**REQUIREMENT**
From the data that follows, copy every line holding the string "color".

(Items from a figure collection)

::::

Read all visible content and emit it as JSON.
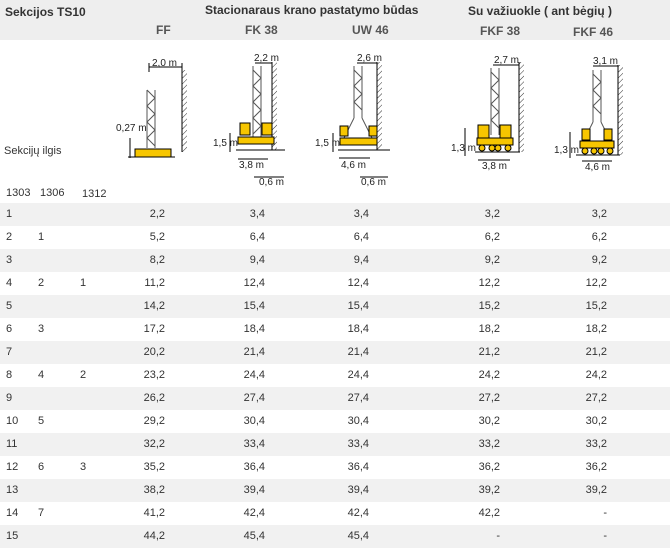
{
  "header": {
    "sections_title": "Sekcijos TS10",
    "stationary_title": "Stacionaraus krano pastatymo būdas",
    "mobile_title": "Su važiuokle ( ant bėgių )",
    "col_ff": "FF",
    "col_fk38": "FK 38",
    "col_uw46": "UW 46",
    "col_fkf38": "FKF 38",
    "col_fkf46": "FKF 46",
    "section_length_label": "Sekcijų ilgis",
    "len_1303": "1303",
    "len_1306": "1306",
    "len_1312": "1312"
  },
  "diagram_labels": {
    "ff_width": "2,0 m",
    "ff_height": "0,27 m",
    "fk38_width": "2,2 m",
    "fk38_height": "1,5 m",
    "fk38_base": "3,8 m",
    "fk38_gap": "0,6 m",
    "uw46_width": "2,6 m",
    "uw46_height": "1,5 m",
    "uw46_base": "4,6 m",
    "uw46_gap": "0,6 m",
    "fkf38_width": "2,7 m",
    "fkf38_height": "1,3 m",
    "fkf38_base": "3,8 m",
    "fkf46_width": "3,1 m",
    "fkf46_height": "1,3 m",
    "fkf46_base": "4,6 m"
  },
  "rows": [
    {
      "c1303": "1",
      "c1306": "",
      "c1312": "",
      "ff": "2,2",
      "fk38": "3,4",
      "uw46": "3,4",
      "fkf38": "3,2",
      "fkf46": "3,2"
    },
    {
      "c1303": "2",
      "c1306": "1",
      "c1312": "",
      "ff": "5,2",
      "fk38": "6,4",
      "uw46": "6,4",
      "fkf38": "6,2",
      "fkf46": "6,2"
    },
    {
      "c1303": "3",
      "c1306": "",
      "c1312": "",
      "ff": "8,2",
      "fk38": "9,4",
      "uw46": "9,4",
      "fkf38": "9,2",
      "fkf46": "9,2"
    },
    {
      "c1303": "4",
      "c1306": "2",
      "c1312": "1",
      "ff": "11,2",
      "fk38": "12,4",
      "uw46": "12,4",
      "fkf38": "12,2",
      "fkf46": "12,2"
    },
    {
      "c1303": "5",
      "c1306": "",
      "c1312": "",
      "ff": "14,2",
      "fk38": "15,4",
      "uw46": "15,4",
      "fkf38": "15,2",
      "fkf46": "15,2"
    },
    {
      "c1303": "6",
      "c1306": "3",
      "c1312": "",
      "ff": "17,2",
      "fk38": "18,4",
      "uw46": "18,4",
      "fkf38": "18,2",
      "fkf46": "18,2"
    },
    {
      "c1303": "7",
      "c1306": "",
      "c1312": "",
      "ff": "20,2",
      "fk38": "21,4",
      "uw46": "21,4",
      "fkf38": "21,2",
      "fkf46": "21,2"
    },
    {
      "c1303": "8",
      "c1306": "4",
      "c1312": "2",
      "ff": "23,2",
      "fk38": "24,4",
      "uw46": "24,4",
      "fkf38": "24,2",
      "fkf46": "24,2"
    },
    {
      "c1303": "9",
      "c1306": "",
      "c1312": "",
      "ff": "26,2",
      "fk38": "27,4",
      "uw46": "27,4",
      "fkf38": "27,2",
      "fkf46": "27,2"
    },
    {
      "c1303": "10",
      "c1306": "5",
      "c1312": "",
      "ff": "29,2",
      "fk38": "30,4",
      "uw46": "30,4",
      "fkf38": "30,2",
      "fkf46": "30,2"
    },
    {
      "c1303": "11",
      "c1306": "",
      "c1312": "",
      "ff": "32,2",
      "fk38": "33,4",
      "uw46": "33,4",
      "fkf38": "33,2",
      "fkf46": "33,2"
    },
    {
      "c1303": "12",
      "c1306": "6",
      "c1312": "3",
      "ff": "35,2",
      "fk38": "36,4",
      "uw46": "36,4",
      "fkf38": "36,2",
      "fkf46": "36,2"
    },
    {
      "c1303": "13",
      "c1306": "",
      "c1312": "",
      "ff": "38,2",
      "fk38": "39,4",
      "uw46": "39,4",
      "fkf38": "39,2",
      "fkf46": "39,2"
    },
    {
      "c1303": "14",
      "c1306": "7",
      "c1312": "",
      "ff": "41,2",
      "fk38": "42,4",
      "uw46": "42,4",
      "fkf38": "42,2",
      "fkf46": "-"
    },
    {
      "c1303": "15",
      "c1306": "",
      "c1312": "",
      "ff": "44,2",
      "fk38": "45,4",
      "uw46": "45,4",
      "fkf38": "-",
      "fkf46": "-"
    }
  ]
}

::::

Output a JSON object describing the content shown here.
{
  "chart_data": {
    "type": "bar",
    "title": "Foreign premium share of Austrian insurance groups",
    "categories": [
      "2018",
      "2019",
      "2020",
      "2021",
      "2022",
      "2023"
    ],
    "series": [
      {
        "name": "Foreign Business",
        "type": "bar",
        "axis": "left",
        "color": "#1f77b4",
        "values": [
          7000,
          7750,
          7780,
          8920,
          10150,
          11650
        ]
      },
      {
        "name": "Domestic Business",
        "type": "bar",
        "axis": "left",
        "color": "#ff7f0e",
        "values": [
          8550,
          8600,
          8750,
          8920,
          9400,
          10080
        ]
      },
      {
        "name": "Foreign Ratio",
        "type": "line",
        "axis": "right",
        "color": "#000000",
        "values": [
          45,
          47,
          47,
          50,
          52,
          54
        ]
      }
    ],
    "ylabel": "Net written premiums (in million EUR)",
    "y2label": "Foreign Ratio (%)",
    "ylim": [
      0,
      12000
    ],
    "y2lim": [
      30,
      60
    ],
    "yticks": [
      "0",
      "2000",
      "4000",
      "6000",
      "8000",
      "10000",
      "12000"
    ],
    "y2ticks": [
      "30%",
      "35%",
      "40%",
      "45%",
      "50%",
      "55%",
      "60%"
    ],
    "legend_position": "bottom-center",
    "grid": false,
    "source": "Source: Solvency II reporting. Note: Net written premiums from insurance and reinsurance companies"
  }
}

::::

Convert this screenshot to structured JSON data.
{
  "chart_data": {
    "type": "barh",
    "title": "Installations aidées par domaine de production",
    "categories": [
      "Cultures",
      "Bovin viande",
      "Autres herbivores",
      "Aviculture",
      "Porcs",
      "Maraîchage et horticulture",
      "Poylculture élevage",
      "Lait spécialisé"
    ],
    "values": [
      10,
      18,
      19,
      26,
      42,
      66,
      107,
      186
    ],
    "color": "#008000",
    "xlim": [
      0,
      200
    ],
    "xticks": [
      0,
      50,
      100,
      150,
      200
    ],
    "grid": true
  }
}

::::

**PROBLEM SOLUTION**
        "color": "#1f77b4",
        "color": "#ff7f0e",
        "color": "#000000",
    "color": "#008000",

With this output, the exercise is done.